_EXERCISE INSTRUCTIONS:_
Take the listing and print it in full, exactly as given.
[BEGIN]
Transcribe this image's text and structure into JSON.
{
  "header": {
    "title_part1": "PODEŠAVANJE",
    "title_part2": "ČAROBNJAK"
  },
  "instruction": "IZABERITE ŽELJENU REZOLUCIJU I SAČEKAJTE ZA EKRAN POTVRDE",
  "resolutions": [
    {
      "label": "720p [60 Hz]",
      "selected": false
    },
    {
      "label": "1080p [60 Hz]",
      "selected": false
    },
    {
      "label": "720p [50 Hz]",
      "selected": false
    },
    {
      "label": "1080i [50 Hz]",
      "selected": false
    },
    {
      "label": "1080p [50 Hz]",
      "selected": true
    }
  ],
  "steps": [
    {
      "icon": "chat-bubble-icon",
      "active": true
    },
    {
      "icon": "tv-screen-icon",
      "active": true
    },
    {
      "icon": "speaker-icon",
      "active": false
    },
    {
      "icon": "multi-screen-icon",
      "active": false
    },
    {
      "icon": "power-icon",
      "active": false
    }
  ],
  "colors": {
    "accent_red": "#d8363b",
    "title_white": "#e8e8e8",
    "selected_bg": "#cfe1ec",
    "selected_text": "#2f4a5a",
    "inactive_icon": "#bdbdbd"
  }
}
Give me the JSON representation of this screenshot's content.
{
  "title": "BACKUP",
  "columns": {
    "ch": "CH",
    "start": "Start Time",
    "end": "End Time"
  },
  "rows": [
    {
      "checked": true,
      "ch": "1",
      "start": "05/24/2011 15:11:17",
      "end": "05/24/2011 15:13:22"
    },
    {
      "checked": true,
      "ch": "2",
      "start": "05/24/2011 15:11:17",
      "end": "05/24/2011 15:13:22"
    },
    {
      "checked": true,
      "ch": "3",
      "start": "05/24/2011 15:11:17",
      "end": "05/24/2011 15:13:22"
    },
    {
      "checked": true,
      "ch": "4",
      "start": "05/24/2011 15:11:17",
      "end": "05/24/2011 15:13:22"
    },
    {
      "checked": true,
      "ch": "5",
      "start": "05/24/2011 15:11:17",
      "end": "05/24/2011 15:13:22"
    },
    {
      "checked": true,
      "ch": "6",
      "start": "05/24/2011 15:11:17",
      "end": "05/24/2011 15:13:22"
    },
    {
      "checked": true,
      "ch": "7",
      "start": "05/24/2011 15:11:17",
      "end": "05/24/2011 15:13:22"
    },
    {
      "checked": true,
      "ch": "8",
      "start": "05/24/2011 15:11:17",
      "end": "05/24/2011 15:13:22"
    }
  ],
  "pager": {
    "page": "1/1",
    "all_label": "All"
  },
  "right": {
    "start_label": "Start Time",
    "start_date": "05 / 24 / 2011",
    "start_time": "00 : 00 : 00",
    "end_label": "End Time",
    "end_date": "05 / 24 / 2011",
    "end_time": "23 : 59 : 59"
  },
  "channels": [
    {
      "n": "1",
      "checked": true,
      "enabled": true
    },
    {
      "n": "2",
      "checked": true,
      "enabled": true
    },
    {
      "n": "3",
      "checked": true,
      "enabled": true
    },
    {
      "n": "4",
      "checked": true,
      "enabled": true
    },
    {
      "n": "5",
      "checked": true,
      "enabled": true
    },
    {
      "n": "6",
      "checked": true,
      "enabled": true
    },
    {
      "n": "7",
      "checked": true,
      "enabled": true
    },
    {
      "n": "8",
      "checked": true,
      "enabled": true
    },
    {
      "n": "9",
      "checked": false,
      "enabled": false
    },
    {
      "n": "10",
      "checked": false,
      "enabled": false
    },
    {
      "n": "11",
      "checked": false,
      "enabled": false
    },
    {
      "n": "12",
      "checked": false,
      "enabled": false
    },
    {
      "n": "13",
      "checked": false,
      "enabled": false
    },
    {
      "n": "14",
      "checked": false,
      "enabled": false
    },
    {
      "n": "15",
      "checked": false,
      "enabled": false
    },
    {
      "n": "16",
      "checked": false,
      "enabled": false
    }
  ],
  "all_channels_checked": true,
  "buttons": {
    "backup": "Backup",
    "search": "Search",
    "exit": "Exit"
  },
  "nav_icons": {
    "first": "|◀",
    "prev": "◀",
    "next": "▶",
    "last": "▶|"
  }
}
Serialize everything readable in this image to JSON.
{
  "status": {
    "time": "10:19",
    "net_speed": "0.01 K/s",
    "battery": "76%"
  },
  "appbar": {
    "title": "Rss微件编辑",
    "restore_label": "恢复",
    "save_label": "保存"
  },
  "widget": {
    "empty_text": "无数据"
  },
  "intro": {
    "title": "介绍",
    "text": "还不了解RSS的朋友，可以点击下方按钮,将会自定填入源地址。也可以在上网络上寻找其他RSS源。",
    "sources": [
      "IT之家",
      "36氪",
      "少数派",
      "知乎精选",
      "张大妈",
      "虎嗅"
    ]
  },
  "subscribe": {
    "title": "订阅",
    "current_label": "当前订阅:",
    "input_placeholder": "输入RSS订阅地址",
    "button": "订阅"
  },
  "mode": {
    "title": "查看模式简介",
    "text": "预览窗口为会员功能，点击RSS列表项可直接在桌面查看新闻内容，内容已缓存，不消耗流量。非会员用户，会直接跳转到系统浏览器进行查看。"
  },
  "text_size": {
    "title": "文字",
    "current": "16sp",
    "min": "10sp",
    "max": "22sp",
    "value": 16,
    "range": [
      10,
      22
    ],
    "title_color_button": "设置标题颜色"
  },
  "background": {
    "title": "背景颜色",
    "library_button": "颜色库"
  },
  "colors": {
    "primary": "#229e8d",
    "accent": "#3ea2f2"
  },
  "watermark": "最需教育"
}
[END]
_REPLY TO THE EXERCISE:_
Transcribe this image's text and structure into JSON.
{
  "header": {
    "title_part1": "PODEŠAVANJE",
    "title_part2": "ČAROBNJAK"
  },
  "instruction": "IZABERITE ŽELJENU REZOLUCIJU I SAČEKAJTE ZA EKRAN POTVRDE",
  "resolutions": [
    {
      "label": "720p [60 Hz]",
      "selected": false
    },
    {
      "label": "1080p [60 Hz]",
      "selected": false
    },
    {
      "label": "720p [50 Hz]",
      "selected": false
    },
    {
      "label": "1080i [50 Hz]",
      "selected": false
    },
    {
      "label": "1080p [50 Hz]",
      "selected": true
    }
  ],
  "steps": [
    {
      "icon": "chat-bubble-icon",
      "active": true
    },
    {
      "icon": "tv-screen-icon",
      "active": true
    },
    {
      "icon": "speaker-icon",
      "active": false
    },
    {
      "icon": "multi-screen-icon",
      "active": false
    },
    {
      "icon": "power-icon",
      "active": false
    }
  ],
  "colors": {
    "accent_red": "#d8363b",
    "title_white": "#e8e8e8",
    "selected_bg": "#cfe1ec",
    "selected_text": "#2f4a5a",
    "inactive_icon": "#bdbdbd"
  }
}
Give me the JSON representation of this screenshot's content.
{
  "title": "BACKUP",
  "columns": {
    "ch": "CH",
    "start": "Start Time",
    "end": "End Time"
  },
  "rows": [
    {
      "checked": true,
      "ch": "1",
      "start": "05/24/2011 15:11:17",
      "end": "05/24/2011 15:13:22"
    },
    {
      "checked": true,
      "ch": "2",
      "start": "05/24/2011 15:11:17",
      "end": "05/24/2011 15:13:22"
    },
    {
      "checked": true,
      "ch": "3",
      "start": "05/24/2011 15:11:17",
      "end": "05/24/2011 15:13:22"
    },
    {
      "checked": true,
      "ch": "4",
      "start": "05/24/2011 15:11:17",
      "end": "05/24/2011 15:13:22"
    },
    {
      "checked": true,
      "ch": "5",
      "start": "05/24/2011 15:11:17",
      "end": "05/24/2011 15:13:22"
    },
    {
      "checked": true,
      "ch": "6",
      "start": "05/24/2011 15:11:17",
      "end": "05/24/2011 15:13:22"
    },
    {
      "checked": true,
      "ch": "7",
      "start": "05/24/2011 15:11:17",
      "end": "05/24/2011 15:13:22"
    },
    {
      "checked": true,
      "ch": "8",
      "start": "05/24/2011 15:11:17",
      "end": "05/24/2011 15:13:22"
    }
  ],
  "pager": {
    "page": "1/1",
    "all_label": "All"
  },
  "right": {
    "start_label": "Start Time",
    "start_date": "05 / 24 / 2011",
    "start_time": "00 : 00 : 00",
    "end_label": "End Time",
    "end_date": "05 / 24 / 2011",
    "end_time": "23 : 59 : 59"
  },
  "channels": [
    {
      "n": "1",
      "checked": true,
      "enabled": true
    },
    {
      "n": "2",
      "checked": true,
      "enabled": true
    },
    {
      "n": "3",
      "checked": true,
      "enabled": true
    },
    {
      "n": "4",
      "checked": true,
      "enabled": true
    },
    {
      "n": "5",
      "checked": true,
      "enabled": true
    },
    {
      "n": "6",
      "checked": true,
      "enabled": true
    },
    {
      "n": "7",
      "checked": true,
      "enabled": true
    },
    {
      "n": "8",
      "checked": true,
      "enabled": true
    },
    {
      "n": "9",
      "checked": false,
      "enabled": false
    },
    {
      "n": "10",
      "checked": false,
      "enabled": false
    },
    {
      "n": "11",
      "checked": false,
      "enabled": false
    },
    {
      "n": "12",
      "checked": false,
      "enabled": false
    },
    {
      "n": "13",
      "checked": false,
      "enabled": false
    },
    {
      "n": "14",
      "checked": false,
      "enabled": false
    },
    {
      "n": "15",
      "checked": false,
      "enabled": false
    },
    {
      "n": "16",
      "checked": false,
      "enabled": false
    }
  ],
  "all_channels_checked": true,
  "buttons": {
    "backup": "Backup",
    "search": "Search",
    "exit": "Exit"
  },
  "nav_icons": {
    "first": "|◀",
    "prev": "◀",
    "next": "▶",
    "last": "▶|"
  }
}
Serialize everything readable in this image to JSON.
{
  "status": {
    "time": "10:19",
    "net_speed": "0.01 K/s",
    "battery": "76%"
  },
  "appbar": {
    "title": "Rss微件编辑",
    "restore_label": "恢复",
    "save_label": "保存"
  },
  "widget": {
    "empty_text": "无数据"
  },
  "intro": {
    "title": "介绍",
    "text": "还不了解RSS的朋友，可以点击下方按钮,将会自定填入源地址。也可以在上网络上寻找其他RSS源。",
    "sources": [
      "IT之家",
      "36氪",
      "少数派",
      "知乎精选",
      "张大妈",
      "虎嗅"
    ]
  },
  "subscribe": {
    "title": "订阅",
    "current_label": "当前订阅:",
    "input_placeholder": "输入RSS订阅地址",
    "button": "订阅"
  },
  "mode": {
    "title": "查看模式简介",
    "text": "预览窗口为会员功能，点击RSS列表项可直接在桌面查看新闻内容，内容已缓存，不消耗流量。非会员用户，会直接跳转到系统浏览器进行查看。"
  },
  "text_size": {
    "title": "文字",
    "current": "16sp",
    "min": "10sp",
    "max": "22sp",
    "value": 16,
    "range": [
      10,
      22
    ],
    "title_color_button": "设置标题颜色"
  },
  "background": {
    "title": "背景颜色",
    "library_button": "颜色库"
  },
  "colors": {
    "primary": "#229e8d",
    "accent": "#3ea2f2"
  },
  "watermark": "最需教育"
}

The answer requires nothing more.